## Exercise:
List all the lines in these records that hold "marker".

## Data section:
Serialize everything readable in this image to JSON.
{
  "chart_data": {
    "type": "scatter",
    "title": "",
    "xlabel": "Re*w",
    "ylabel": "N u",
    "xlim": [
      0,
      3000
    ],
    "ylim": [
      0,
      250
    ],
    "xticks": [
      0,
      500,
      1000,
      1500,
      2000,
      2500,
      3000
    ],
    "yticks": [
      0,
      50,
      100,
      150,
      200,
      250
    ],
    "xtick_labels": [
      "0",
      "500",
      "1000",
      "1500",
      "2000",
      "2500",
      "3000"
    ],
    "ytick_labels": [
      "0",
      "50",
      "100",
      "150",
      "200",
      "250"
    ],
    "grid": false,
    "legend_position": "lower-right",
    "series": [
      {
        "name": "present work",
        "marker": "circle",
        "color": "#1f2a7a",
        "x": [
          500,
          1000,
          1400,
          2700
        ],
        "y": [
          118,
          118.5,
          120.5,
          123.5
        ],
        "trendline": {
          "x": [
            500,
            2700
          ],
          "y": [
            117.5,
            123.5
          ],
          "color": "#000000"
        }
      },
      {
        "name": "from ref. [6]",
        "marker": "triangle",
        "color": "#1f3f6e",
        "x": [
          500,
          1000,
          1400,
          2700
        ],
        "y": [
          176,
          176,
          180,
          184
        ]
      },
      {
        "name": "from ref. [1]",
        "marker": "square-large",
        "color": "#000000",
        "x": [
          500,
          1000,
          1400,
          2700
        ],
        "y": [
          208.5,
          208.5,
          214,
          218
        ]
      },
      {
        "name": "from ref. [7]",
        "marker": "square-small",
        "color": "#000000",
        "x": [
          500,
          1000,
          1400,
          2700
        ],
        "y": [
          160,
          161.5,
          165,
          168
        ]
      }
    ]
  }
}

## Expected answer:
        "marker": "circle",
        "marker": "triangle",
        "marker": "square-large",
        "marker": "square-small",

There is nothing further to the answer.